> _Material shown_
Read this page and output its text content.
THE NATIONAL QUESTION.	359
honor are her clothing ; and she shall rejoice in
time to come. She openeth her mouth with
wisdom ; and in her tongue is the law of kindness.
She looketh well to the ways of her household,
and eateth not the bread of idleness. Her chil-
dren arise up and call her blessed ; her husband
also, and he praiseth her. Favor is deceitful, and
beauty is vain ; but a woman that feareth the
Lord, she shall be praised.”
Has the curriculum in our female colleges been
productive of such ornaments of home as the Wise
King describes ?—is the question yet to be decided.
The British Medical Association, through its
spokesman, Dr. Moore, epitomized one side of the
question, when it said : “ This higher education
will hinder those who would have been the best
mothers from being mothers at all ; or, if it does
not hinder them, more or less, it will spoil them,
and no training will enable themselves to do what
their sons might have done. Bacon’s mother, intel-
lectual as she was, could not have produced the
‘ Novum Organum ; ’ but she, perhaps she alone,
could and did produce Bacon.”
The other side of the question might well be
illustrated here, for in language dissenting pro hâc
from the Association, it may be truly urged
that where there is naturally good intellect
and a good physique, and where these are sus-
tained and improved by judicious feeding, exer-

> _Your task_
Copy every record exactly, with nothing added or dropped.

> _Expected answer_
Read this page and output its text content.
THE NATIONAL QUESTION.	359
honor are her clothing ; and she shall rejoice in
time to come. She openeth her mouth with
wisdom ; and in her tongue is the law of kindness.
She looketh well to the ways of her household,
and eateth not the bread of idleness. Her chil-
dren arise up and call her blessed ; her husband
also, and he praiseth her. Favor is deceitful, and
beauty is vain ; but a woman that feareth the
Lord, she shall be praised.”
Has the curriculum in our female colleges been
productive of such ornaments of home as the Wise
King describes ?—is the question yet to be decided.
The British Medical Association, through its
spokesman, Dr. Moore, epitomized one side of the
question, when it said : “ This higher education
will hinder those who would have been the best
mothers from being mothers at all ; or, if it does
not hinder them, more or less, it will spoil them,
and no training will enable themselves to do what
their sons might have done. Bacon’s mother, intel-
lectual as she was, could not have produced the
‘ Novum Organum ; ’ but she, perhaps she alone,
could and did produce Bacon.”
The other side of the question might well be
illustrated here, for in language dissenting pro hâc
from the Association, it may be truly urged
that where there is naturally good intellect
and a good physique, and where these are sus-
tained and improved by judicious feeding, exer-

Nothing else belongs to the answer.